╭──

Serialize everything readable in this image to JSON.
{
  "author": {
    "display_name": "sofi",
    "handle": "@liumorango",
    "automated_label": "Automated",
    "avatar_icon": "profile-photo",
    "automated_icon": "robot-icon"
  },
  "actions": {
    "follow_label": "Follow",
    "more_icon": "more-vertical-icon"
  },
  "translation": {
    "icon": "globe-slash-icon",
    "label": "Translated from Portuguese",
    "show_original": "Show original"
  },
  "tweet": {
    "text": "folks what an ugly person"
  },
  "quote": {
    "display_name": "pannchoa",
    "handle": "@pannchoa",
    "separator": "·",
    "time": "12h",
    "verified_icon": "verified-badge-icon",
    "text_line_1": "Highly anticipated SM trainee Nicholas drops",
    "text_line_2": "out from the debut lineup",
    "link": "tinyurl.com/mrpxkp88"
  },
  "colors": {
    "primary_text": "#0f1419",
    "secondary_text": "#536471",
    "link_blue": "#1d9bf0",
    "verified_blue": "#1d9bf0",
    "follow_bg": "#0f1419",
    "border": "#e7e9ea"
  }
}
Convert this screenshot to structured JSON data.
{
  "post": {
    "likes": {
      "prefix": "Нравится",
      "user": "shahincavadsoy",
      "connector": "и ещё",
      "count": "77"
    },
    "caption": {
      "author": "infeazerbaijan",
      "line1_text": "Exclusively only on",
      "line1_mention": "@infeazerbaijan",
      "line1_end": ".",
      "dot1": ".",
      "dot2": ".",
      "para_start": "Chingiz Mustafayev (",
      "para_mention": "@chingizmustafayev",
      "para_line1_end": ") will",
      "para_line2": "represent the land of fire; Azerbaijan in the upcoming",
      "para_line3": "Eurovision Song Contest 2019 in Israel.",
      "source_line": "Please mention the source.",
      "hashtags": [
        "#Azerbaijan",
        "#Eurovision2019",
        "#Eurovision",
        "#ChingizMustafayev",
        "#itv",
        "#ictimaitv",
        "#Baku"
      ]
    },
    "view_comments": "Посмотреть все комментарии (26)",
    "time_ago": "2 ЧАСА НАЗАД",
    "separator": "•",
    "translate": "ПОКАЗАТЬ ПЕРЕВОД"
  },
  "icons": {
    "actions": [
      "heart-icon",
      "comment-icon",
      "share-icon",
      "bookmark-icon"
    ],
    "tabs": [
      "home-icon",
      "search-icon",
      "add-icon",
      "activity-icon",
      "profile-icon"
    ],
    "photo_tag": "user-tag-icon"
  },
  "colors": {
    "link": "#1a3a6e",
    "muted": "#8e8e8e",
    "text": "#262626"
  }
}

╰──

Work required
Copy out the whole listing exactly; please set it all down.

Answer to the exercise
Serialize everything readable in this image to JSON.
{
  "author": {
    "display_name": "sofi",
    "handle": "@liumorango",
    "automated_label": "Automated",
    "avatar_icon": "profile-photo",
    "automated_icon": "robot-icon"
  },
  "actions": {
    "follow_label": "Follow",
    "more_icon": "more-vertical-icon"
  },
  "translation": {
    "icon": "globe-slash-icon",
    "label": "Translated from Portuguese",
    "show_original": "Show original"
  },
  "tweet": {
    "text": "folks what an ugly person"
  },
  "quote": {
    "display_name": "pannchoa",
    "handle": "@pannchoa",
    "separator": "·",
    "time": "12h",
    "verified_icon": "verified-badge-icon",
    "text_line_1": "Highly anticipated SM trainee Nicholas drops",
    "text_line_2": "out from the debut lineup",
    "link": "tinyurl.com/mrpxkp88"
  },
  "colors": {
    "primary_text": "#0f1419",
    "secondary_text": "#536471",
    "link_blue": "#1d9bf0",
    "verified_blue": "#1d9bf0",
    "follow_bg": "#0f1419",
    "border": "#e7e9ea"
  }
}
Convert this screenshot to structured JSON data.
{
  "post": {
    "likes": {
      "prefix": "Нравится",
      "user": "shahincavadsoy",
      "connector": "и ещё",
      "count": "77"
    },
    "caption": {
      "author": "infeazerbaijan",
      "line1_text": "Exclusively only on",
      "line1_mention": "@infeazerbaijan",
      "line1_end": ".",
      "dot1": ".",
      "dot2": ".",
      "para_start": "Chingiz Mustafayev (",
      "para_mention": "@chingizmustafayev",
      "para_line1_end": ") will",
      "para_line2": "represent the land of fire; Azerbaijan in the upcoming",
      "para_line3": "Eurovision Song Contest 2019 in Israel.",
      "source_line": "Please mention the source.",
      "hashtags": [
        "#Azerbaijan",
        "#Eurovision2019",
        "#Eurovision",
        "#ChingizMustafayev",
        "#itv",
        "#ictimaitv",
        "#Baku"
      ]
    },
    "view_comments": "Посмотреть все комментарии (26)",
    "time_ago": "2 ЧАСА НАЗАД",
    "separator": "•",
    "translate": "ПОКАЗАТЬ ПЕРЕВОД"
  },
  "icons": {
    "actions": [
      "heart-icon",
      "comment-icon",
      "share-icon",
      "bookmark-icon"
    ],
    "tabs": [
      "home-icon",
      "search-icon",
      "add-icon",
      "activity-icon",
      "profile-icon"
    ],
    "photo_tag": "user-tag-icon"
  },
  "colors": {
    "link": "#1a3a6e",
    "muted": "#8e8e8e",
    "text": "#262626"
  }
}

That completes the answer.